Find every line in the records below that holds the word "水素含有量", and copy each one.

• [Records from a data collection]
------------------------------------
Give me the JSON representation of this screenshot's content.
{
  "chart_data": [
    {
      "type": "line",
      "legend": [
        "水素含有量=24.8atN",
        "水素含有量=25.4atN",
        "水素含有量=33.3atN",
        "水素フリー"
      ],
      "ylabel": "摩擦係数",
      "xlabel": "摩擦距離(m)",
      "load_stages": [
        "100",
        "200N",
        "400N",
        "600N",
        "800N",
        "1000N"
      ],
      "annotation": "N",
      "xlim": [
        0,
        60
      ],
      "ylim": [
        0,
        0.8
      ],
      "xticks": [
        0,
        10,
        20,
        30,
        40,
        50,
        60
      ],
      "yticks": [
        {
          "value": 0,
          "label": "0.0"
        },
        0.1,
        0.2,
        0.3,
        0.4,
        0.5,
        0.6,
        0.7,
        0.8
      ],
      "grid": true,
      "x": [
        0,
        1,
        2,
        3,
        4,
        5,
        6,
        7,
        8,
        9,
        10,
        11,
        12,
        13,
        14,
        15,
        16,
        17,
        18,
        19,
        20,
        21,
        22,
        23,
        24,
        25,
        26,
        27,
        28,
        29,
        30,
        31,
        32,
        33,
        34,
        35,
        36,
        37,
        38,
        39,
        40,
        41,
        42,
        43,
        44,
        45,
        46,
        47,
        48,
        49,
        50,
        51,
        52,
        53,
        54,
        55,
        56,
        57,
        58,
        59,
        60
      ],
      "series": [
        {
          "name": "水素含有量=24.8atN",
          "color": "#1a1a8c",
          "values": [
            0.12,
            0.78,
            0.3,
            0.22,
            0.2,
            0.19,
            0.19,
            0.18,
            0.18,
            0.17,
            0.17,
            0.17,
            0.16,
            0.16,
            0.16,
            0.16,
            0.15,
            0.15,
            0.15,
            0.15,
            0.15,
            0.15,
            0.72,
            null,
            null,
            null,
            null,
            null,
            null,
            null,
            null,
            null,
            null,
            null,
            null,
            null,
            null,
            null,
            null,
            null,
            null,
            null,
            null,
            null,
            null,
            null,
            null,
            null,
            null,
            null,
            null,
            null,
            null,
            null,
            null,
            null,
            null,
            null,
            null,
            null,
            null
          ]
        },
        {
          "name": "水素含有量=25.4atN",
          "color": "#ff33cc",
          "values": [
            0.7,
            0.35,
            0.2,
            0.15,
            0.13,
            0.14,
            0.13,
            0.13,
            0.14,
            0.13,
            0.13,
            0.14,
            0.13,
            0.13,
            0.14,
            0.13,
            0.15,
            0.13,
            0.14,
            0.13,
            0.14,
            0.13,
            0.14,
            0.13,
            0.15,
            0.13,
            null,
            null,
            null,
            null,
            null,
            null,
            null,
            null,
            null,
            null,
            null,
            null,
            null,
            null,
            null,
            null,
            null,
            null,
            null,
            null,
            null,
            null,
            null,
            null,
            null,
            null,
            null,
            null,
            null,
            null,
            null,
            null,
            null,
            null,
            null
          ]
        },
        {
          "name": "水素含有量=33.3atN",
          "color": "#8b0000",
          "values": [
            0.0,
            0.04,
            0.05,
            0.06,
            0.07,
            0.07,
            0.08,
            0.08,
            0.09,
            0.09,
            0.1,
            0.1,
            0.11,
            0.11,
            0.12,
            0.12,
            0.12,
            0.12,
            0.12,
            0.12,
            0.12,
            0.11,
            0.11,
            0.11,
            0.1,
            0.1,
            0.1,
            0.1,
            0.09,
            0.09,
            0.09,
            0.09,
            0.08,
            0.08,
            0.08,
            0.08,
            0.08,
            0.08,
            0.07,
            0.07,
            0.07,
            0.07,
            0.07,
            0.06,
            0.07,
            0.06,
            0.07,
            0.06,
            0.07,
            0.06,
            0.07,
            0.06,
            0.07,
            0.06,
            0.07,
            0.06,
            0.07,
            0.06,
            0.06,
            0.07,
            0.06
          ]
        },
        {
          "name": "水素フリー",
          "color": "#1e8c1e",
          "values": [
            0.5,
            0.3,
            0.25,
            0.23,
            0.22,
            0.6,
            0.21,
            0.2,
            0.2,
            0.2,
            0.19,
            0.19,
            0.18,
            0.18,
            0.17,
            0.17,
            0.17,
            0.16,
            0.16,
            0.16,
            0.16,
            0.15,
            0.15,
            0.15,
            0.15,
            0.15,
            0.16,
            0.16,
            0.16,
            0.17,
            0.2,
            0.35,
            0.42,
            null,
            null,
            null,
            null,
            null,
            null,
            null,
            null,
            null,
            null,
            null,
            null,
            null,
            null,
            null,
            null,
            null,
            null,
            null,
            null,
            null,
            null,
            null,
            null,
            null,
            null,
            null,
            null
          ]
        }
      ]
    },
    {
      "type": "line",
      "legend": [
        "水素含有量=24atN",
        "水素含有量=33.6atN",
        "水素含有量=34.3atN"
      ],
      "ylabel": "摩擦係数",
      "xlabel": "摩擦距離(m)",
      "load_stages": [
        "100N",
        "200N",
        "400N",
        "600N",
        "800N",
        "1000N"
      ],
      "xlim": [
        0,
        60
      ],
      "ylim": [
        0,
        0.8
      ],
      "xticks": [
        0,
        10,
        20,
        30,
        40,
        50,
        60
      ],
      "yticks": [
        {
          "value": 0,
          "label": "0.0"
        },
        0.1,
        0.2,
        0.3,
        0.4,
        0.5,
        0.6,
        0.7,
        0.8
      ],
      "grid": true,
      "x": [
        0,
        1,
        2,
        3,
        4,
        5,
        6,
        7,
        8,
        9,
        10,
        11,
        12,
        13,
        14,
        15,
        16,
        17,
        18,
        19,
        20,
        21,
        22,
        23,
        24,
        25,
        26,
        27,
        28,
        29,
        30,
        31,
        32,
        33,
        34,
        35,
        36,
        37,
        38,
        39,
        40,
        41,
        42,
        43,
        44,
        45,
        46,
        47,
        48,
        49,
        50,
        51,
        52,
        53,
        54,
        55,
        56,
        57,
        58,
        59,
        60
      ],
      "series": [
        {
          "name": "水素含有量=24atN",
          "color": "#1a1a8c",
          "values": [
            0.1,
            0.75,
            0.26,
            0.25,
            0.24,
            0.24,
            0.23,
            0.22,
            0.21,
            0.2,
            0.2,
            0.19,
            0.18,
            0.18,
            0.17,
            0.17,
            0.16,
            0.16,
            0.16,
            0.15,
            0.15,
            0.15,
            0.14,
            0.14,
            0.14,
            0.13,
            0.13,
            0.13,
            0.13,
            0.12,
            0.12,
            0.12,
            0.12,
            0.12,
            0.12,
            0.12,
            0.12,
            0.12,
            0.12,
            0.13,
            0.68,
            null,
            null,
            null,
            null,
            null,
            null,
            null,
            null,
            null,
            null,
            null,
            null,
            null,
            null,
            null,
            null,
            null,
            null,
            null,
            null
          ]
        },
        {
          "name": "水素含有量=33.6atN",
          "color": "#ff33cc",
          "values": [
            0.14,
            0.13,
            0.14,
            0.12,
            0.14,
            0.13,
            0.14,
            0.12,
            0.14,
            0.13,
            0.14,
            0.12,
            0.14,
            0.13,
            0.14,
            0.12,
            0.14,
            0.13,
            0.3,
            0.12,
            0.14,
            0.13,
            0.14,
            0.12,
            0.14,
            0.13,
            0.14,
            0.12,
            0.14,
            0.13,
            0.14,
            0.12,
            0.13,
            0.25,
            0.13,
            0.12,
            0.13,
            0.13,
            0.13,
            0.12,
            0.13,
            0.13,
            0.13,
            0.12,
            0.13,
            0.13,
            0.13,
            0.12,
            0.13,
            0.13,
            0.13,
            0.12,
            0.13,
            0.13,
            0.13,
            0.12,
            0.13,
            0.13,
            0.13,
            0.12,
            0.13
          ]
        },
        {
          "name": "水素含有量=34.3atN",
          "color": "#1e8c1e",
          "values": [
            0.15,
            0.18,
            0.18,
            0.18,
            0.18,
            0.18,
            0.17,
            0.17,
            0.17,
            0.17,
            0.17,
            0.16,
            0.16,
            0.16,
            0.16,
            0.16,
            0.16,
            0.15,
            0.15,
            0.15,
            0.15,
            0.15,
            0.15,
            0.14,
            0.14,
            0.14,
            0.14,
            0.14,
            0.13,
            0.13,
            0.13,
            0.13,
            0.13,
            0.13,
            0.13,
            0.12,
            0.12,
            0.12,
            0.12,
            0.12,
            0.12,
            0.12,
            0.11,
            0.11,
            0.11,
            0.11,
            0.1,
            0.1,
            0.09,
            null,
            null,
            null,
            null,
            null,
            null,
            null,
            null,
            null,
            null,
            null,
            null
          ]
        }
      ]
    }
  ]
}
------------------------------------
• [Task output]
        "水素含有量=24.8atN",
        "水素含有量=25.4atN",
        "水素含有量=33.3atN",
          "name": "水素含有量=24.8atN",
          "name": "水素含有量=25.4atN",
          "name": "水素含有量=33.3atN",
        "水素含有量=24atN",
        "水素含有量=33.6atN",
        "水素含有量=34.3atN"
          "name": "水素含有量=24atN",
          "name": "水素含有量=33.6atN",
          "name": "水素含有量=34.3atN",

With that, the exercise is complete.